(Extracted data entries)

☆ ☆ ☆ ☆ ☆

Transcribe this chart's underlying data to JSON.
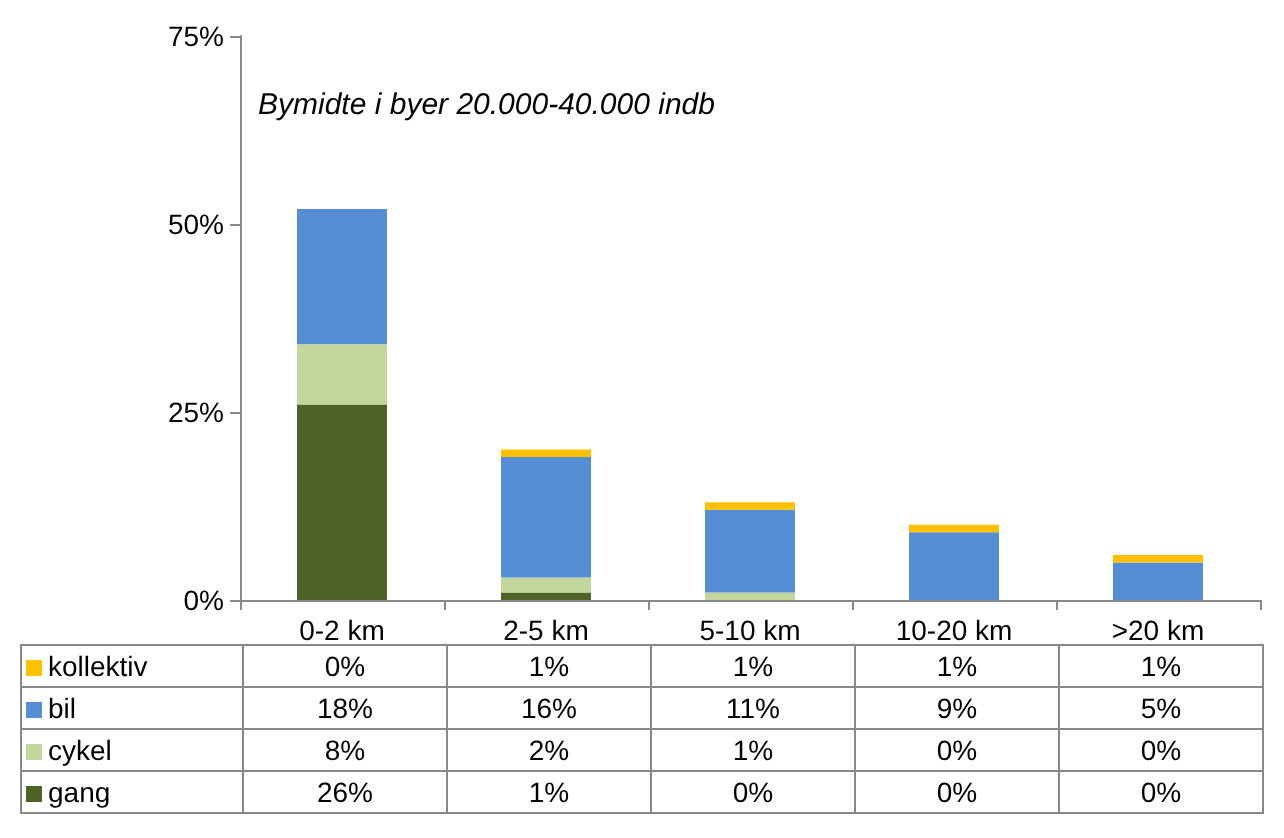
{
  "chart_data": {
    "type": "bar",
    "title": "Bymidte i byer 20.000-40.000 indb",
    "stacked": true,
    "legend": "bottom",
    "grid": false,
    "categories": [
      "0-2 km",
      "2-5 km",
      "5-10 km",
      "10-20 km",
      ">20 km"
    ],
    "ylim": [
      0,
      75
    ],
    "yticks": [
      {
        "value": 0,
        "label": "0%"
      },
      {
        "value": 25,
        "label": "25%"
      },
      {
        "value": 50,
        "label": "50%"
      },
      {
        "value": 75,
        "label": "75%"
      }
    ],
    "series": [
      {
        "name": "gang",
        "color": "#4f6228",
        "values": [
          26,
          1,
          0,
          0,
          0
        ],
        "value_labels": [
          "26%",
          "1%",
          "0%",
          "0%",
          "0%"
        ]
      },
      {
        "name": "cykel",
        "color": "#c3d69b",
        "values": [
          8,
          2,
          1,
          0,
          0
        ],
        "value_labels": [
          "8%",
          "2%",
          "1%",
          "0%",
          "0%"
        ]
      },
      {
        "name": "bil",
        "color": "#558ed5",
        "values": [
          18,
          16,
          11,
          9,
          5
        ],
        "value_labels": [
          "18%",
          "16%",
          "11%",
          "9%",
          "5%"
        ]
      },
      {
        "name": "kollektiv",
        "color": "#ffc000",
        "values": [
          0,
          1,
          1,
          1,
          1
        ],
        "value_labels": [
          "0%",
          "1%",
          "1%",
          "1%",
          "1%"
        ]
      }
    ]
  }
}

☆ ☆ ☆ ☆ ☆

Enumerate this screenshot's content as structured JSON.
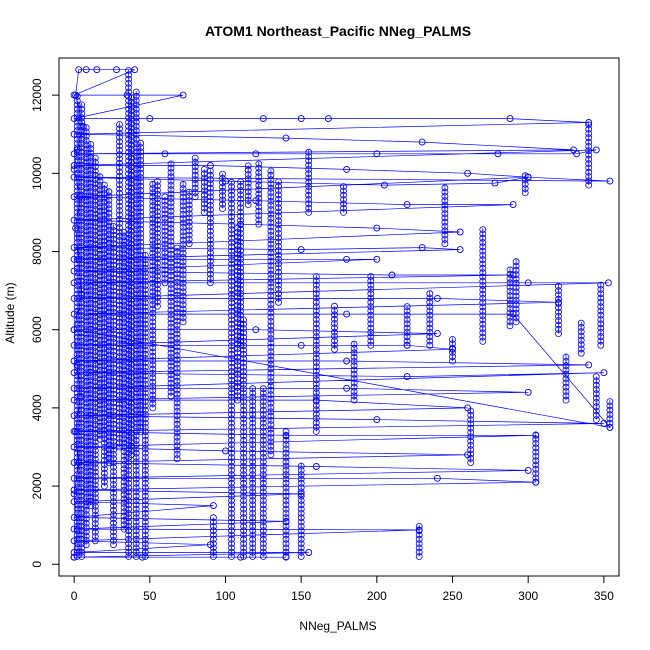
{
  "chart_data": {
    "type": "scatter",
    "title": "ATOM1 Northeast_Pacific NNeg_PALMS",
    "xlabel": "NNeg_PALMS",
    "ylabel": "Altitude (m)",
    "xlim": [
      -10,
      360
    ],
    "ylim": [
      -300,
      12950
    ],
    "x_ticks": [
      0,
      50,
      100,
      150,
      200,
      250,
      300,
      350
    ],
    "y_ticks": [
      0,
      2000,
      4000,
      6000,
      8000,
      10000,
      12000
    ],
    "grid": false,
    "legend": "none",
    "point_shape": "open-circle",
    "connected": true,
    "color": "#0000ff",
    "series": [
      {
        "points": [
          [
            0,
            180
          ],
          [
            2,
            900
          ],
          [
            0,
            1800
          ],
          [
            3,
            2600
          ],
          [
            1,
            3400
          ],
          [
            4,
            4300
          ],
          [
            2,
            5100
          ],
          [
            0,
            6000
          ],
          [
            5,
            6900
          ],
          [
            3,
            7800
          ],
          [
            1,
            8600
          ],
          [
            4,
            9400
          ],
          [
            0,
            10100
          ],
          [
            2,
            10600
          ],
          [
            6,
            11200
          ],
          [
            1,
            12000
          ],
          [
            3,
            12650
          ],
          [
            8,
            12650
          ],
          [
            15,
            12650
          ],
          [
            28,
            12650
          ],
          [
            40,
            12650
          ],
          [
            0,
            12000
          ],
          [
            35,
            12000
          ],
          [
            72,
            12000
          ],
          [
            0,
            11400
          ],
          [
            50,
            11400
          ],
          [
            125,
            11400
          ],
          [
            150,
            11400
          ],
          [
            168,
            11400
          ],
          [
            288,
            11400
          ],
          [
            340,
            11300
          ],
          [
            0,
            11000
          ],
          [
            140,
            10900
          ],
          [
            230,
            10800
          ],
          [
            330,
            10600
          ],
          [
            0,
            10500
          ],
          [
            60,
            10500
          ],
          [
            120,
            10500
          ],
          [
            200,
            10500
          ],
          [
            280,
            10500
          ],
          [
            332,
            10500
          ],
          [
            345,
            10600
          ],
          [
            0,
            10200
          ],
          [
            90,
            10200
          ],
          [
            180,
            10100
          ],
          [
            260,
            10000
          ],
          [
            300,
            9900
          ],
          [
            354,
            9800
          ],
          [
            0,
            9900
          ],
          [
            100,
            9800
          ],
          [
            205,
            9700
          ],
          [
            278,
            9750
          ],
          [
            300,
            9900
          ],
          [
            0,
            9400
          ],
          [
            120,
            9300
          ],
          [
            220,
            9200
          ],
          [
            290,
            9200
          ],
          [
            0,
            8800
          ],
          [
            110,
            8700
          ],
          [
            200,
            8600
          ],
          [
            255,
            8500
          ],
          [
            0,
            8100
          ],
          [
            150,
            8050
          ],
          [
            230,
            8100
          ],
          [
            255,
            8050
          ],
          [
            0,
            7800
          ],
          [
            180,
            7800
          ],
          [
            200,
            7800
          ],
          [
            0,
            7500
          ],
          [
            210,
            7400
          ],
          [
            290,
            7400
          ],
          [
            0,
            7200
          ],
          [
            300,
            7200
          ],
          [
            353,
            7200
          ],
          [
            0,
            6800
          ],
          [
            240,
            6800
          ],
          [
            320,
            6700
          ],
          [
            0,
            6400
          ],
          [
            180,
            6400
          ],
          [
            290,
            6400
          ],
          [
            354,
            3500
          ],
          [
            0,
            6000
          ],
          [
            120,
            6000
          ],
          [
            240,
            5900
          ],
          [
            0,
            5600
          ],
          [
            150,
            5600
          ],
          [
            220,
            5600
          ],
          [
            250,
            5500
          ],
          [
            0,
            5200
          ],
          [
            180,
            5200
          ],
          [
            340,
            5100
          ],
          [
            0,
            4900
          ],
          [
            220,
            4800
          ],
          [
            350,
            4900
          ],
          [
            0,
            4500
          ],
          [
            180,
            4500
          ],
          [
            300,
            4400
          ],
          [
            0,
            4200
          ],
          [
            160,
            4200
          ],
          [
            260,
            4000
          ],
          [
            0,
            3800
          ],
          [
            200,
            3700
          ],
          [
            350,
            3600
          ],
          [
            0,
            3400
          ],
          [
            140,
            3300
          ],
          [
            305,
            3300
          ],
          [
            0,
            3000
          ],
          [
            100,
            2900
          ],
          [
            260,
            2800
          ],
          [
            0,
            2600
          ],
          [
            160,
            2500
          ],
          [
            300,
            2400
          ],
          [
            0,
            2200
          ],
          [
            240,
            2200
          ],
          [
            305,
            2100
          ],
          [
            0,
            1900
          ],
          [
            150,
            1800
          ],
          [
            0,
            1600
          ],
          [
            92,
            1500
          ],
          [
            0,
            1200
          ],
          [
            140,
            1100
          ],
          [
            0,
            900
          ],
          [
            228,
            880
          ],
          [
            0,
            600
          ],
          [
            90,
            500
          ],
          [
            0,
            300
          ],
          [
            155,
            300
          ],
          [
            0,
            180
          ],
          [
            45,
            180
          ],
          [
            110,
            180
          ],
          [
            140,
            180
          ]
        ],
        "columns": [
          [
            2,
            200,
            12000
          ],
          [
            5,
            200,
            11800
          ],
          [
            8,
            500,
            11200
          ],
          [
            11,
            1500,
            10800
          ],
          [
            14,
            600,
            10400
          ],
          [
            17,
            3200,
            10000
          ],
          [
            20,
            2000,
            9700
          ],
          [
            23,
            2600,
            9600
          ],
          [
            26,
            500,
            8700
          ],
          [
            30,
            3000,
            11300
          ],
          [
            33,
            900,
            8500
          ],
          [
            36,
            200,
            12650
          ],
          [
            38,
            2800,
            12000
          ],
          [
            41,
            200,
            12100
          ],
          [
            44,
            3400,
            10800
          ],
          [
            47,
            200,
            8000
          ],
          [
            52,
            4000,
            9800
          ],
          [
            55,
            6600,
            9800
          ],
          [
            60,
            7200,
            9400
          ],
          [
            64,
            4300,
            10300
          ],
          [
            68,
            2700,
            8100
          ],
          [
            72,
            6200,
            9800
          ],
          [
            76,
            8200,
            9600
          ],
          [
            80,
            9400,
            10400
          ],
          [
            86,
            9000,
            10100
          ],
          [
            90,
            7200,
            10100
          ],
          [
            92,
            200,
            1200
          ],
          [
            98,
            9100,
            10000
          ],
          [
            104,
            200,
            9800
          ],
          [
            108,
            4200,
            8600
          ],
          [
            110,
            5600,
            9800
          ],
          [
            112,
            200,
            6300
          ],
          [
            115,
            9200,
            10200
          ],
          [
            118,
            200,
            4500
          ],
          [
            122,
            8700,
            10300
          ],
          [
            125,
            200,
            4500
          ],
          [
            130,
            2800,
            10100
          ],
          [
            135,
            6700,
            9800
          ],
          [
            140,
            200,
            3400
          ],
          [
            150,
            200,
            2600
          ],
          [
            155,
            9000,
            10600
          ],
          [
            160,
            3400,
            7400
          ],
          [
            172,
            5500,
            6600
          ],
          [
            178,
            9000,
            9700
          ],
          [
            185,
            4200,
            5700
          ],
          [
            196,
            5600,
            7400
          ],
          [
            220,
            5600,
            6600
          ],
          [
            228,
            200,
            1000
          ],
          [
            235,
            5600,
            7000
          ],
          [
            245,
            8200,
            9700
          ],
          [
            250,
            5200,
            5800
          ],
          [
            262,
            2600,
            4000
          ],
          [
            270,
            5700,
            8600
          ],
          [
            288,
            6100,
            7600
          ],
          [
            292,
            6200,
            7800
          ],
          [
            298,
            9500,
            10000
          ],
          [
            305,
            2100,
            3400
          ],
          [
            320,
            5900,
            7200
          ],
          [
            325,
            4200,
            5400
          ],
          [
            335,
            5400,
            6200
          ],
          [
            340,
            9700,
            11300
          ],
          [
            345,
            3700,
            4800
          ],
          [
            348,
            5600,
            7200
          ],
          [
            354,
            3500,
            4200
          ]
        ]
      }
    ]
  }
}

☆ ☆ ☆ ☆ ☆

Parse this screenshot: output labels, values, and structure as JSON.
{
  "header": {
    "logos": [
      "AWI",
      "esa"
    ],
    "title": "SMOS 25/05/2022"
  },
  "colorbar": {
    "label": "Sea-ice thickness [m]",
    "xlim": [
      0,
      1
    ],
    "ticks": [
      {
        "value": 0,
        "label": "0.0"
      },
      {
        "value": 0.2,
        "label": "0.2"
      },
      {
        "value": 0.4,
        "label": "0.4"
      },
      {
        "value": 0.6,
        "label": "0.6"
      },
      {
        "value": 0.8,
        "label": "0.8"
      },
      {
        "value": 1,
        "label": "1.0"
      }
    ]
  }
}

☆ ☆ ☆ ☆ ☆

— Task to carry out —
Copy all lines from the listing that contain "screenshot".

— Reply to the task —
Enumerate this screenshot's content as structured JSON.
Parse this screenshot: output labels, values, and structure as JSON.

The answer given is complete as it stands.